What this task involves: Each entry below should be written out exactly as it is, with no pictures.

Dataset items:
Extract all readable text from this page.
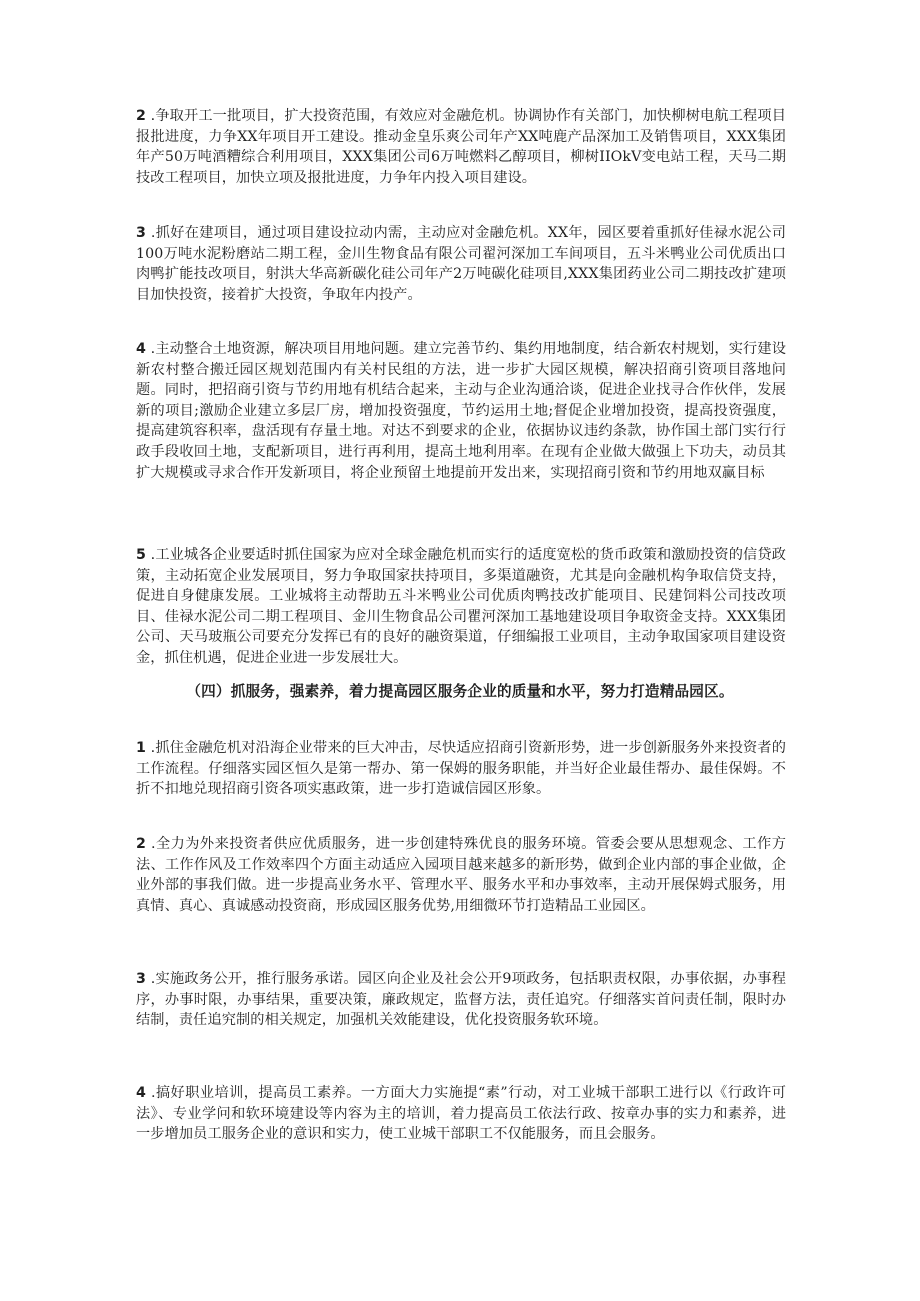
2 .争取开工一批项目，扩大投资范围，有效应对金融危机。协调协作有关部门，加快柳树电航工程项目报批进度，力争XX年项目开工建设。推动金皇乐爽公司年产XX吨鹿产品深加工及销售项目，XXX集团年产50万吨酒糟综合利用项目，XXX集团公司6万吨燃料乙醇项目，柳树IIOkV变电站工程，天马二期技改工程项目，加快立项及报批进度，力争年内投入项目建设。

3 .抓好在建项目，通过项目建设拉动内需，主动应对金融危机。XX年，园区要着重抓好佳禄水泥公司100万吨水泥粉磨站二期工程，金川生物食品有限公司翟河深加工车间项目，五斗米鸭业公司优质出口肉鸭扩能技改项目，射洪大华高新碳化硅公司年产2万吨碳化硅项目,XXX集团药业公司二期技改扩建项目加快投资，接着扩大投资，争取年内投产。

4 .主动整合土地资源，解决项目用地问题。建立完善节约、集约用地制度，结合新农村规划，实行建设新农村整合搬迁园区规划范围内有关村民组的方法，进一步扩大园区规模，解决招商引资项目落地问题。同时，把招商引资与节约用地有机结合起来，主动与企业沟通洽谈，促进企业找寻合作伙伴，发展新的项目;激励企业建立多层厂房，增加投资强度，节约运用土地;督促企业增加投资，提高投资强度，提高建筑容积率，盘活现有存量土地。对达不到要求的企业，依据协议违约条款，协作国土部门实行行政手段收回土地，支配新项目，进行再利用，提高土地利用率。在现有企业做大做强上下功夫，动员其扩大规模或寻求合作开发新项目，将企业预留土地提前开发出来，实现招商引资和节约用地双赢目标

5 .工业城各企业要适时抓住国家为应对全球金融危机而实行的适度宽松的货币政策和激励投资的信贷政策，主动拓宽企业发展项目，努力争取国家扶持项目，多渠道融资，尤其是向金融机构争取信贷支持，促进自身健康发展。工业城将主动帮助五斗米鸭业公司优质肉鸭技改扩能项目、民建饲料公司技改项目、佳禄水泥公司二期工程项目、金川生物食品公司瞿河深加工基地建设项目争取资金支持。XXX集团公司、天马玻瓶公司要充分发挥已有的良好的融资渠道，仔细编报工业项目，主动争取国家项目建设资金，抓住机遇，促进企业进一步发展壮大。

（四）抓服务，强素养，着力提高园区服务企业的质量和水平，努力打造精品园区。

1 .抓住金融危机对沿海企业带来的巨大冲击，尽快适应招商引资新形势，进一步创新服务外来投资者的工作流程。仔细落实园区恒久是第一帮办、第一保姆的服务职能，并当好企业最佳帮办、最佳保姆。不折不扣地兑现招商引资各项实惠政策，进一步打造诚信园区形象。

2 .全力为外来投资者供应优质服务，进一步创建特殊优良的服务环境。管委会要从思想观念、工作方法、工作作风及工作效率四个方面主动适应入园项目越来越多的新形势，做到企业内部的事企业做，企业外部的事我们做。进一步提高业务水平、管理水平、服务水平和办事效率，主动开展保姆式服务，用真情、真心、真诚感动投资商，形成园区服务优势,用细微环节打造精品工业园区。

3 .实施政务公开，推行服务承诺。园区向企业及社会公开9项政务，包括职责权限，办事依据，办事程序，办事时限，办事结果，重要决策，廉政规定，监督方法，责任追究。仔细落实首问责任制，限时办结制，责任追究制的相关规定，加强机关效能建设，优化投资服务软环境。

4 .搞好职业培训，提高员工素养。一方面大力实施提“素”行动，对工业城干部职工进行以《行政许可法》、专业学问和软环境建设等内容为主的培训，着力提高员工依法行政、按章办事的实力和素养，进一步增加员工服务企业的意识和实力，使工业城干部职工不仅能服务，而且会服务。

Answer to this task:
Extract all readable text from this page.
2 .争取开工一批项目，扩大投资范围，有效应对金融危机。协调协作有关部门，加快柳树电航工程项目报批进度，力争XX年项目开工建设。推动金皇乐爽公司年产XX吨鹿产品深加工及销售项目，XXX集团年产50万吨酒糟综合利用项目，XXX集团公司6万吨燃料乙醇项目，柳树IIOkV变电站工程，天马二期技改工程项目，加快立项及报批进度，力争年内投入项目建设。

3 .抓好在建项目，通过项目建设拉动内需，主动应对金融危机。XX年，园区要着重抓好佳禄水泥公司100万吨水泥粉磨站二期工程，金川生物食品有限公司翟河深加工车间项目，五斗米鸭业公司优质出口肉鸭扩能技改项目，射洪大华高新碳化硅公司年产2万吨碳化硅项目,XXX集团药业公司二期技改扩建项目加快投资，接着扩大投资，争取年内投产。

4 .主动整合土地资源，解决项目用地问题。建立完善节约、集约用地制度，结合新农村规划，实行建设新农村整合搬迁园区规划范围内有关村民组的方法，进一步扩大园区规模，解决招商引资项目落地问题。同时，把招商引资与节约用地有机结合起来，主动与企业沟通洽谈，促进企业找寻合作伙伴，发展新的项目;激励企业建立多层厂房，增加投资强度，节约运用土地;督促企业增加投资，提高投资强度，提高建筑容积率，盘活现有存量土地。对达不到要求的企业，依据协议违约条款，协作国土部门实行行政手段收回土地，支配新项目，进行再利用，提高土地利用率。在现有企业做大做强上下功夫，动员其扩大规模或寻求合作开发新项目，将企业预留土地提前开发出来，实现招商引资和节约用地双赢目标

5 .工业城各企业要适时抓住国家为应对全球金融危机而实行的适度宽松的货币政策和激励投资的信贷政策，主动拓宽企业发展项目，努力争取国家扶持项目，多渠道融资，尤其是向金融机构争取信贷支持，促进自身健康发展。工业城将主动帮助五斗米鸭业公司优质肉鸭技改扩能项目、民建饲料公司技改项目、佳禄水泥公司二期工程项目、金川生物食品公司瞿河深加工基地建设项目争取资金支持。XXX集团公司、天马玻瓶公司要充分发挥已有的良好的融资渠道，仔细编报工业项目，主动争取国家项目建设资金，抓住机遇，促进企业进一步发展壮大。

（四）抓服务，强素养，着力提高园区服务企业的质量和水平，努力打造精品园区。

1 .抓住金融危机对沿海企业带来的巨大冲击，尽快适应招商引资新形势，进一步创新服务外来投资者的工作流程。仔细落实园区恒久是第一帮办、第一保姆的服务职能，并当好企业最佳帮办、最佳保姆。不折不扣地兑现招商引资各项实惠政策，进一步打造诚信园区形象。

2 .全力为外来投资者供应优质服务，进一步创建特殊优良的服务环境。管委会要从思想观念、工作方法、工作作风及工作效率四个方面主动适应入园项目越来越多的新形势，做到企业内部的事企业做，企业外部的事我们做。进一步提高业务水平、管理水平、服务水平和办事效率，主动开展保姆式服务，用真情、真心、真诚感动投资商，形成园区服务优势,用细微环节打造精品工业园区。

3 .实施政务公开，推行服务承诺。园区向企业及社会公开9项政务，包括职责权限，办事依据，办事程序，办事时限，办事结果，重要决策，廉政规定，监督方法，责任追究。仔细落实首问责任制，限时办结制，责任追究制的相关规定，加强机关效能建设，优化投资服务软环境。

4 .搞好职业培训，提高员工素养。一方面大力实施提“素”行动，对工业城干部职工进行以《行政许可法》、专业学问和软环境建设等内容为主的培训，着力提高员工依法行政、按章办事的实力和素养，进一步增加员工服务企业的意识和实力，使工业城干部职工不仅能服务，而且会服务。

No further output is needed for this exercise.